Begin

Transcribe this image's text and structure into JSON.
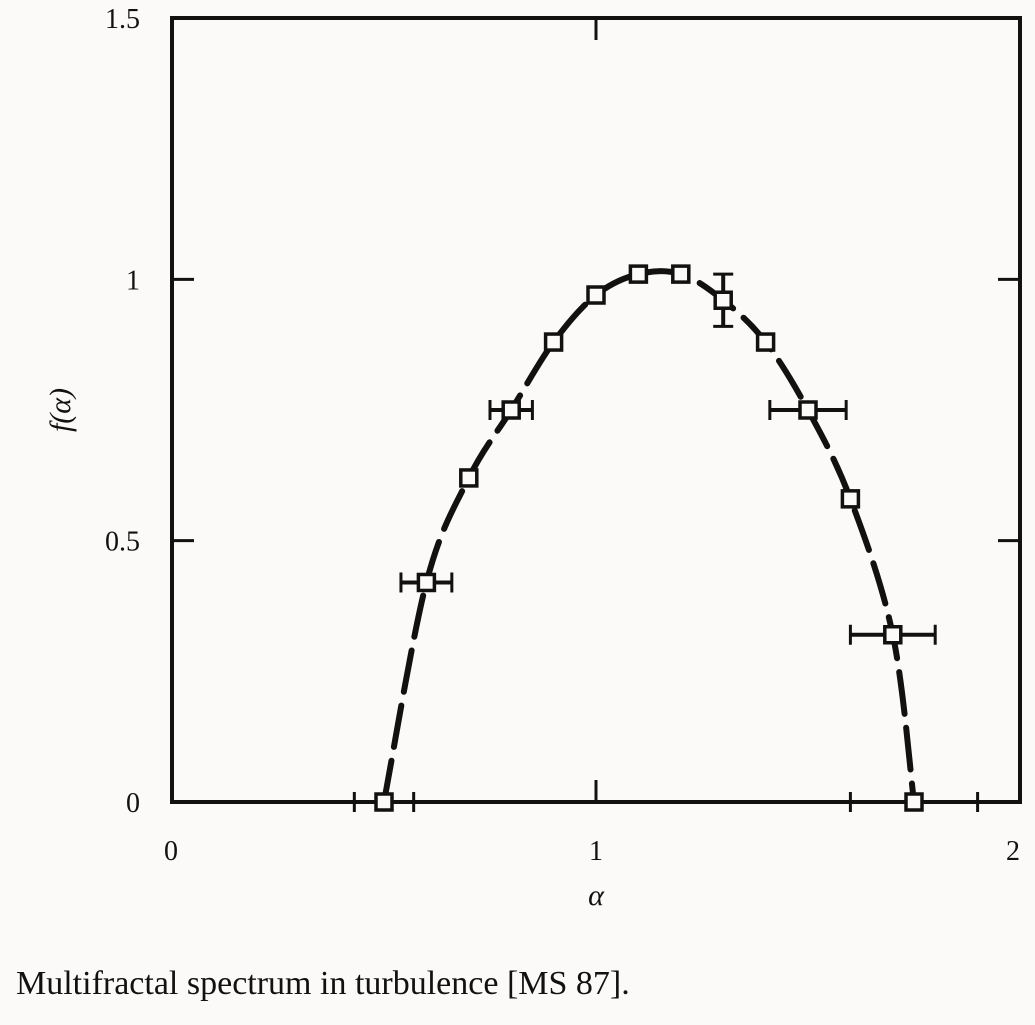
{
  "chart_data": {
    "type": "scatter",
    "title": "",
    "xlabel": "α",
    "ylabel": "f(α)",
    "xlim": [
      0,
      2
    ],
    "ylim": [
      0,
      1.5
    ],
    "x_ticks": [
      0,
      1,
      2
    ],
    "x_tick_labels": [
      "0",
      "1",
      "2"
    ],
    "y_ticks": [
      0,
      0.5,
      1,
      1.5
    ],
    "y_tick_labels": [
      "0",
      "0.5",
      "1",
      "1.5"
    ],
    "grid": false,
    "legend": "none",
    "series": [
      {
        "marker": "open-square",
        "points": [
          {
            "x": 0.5,
            "y": 0.0,
            "xerr": 0.07
          },
          {
            "x": 0.6,
            "y": 0.42,
            "xerr": 0.06
          },
          {
            "x": 0.7,
            "y": 0.62
          },
          {
            "x": 0.8,
            "y": 0.75,
            "xerr": 0.05
          },
          {
            "x": 0.9,
            "y": 0.88
          },
          {
            "x": 1.0,
            "y": 0.97
          },
          {
            "x": 1.1,
            "y": 1.01
          },
          {
            "x": 1.2,
            "y": 1.01
          },
          {
            "x": 1.3,
            "y": 0.96,
            "yerr": 0.05
          },
          {
            "x": 1.4,
            "y": 0.88
          },
          {
            "x": 1.5,
            "y": 0.75,
            "xerr": 0.09
          },
          {
            "x": 1.6,
            "y": 0.58
          },
          {
            "x": 1.7,
            "y": 0.32,
            "xerr": 0.1
          },
          {
            "x": 1.75,
            "y": 0.0,
            "xerr": 0.15
          }
        ]
      }
    ],
    "fit_curve": {
      "style": "dashed",
      "x": [
        0.5,
        0.6,
        0.7,
        0.8,
        0.9,
        1.0,
        1.1,
        1.2,
        1.3,
        1.4,
        1.5,
        1.6,
        1.7,
        1.75
      ],
      "y": [
        0.0,
        0.42,
        0.62,
        0.75,
        0.88,
        0.97,
        1.01,
        1.01,
        0.96,
        0.88,
        0.75,
        0.58,
        0.32,
        0.0
      ]
    },
    "colors": {
      "ink": "#111111",
      "background": "#fbfaf8"
    }
  },
  "caption": "Multifractal spectrum in turbulence [MS 87]."
}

End

Return every line in the listing that contains the word "xerr".

            "xerr": 0.07
            "xerr": 0.06
            "xerr": 0.05
            "xerr": 0.09
            "xerr": 0.1
            "xerr": 0.15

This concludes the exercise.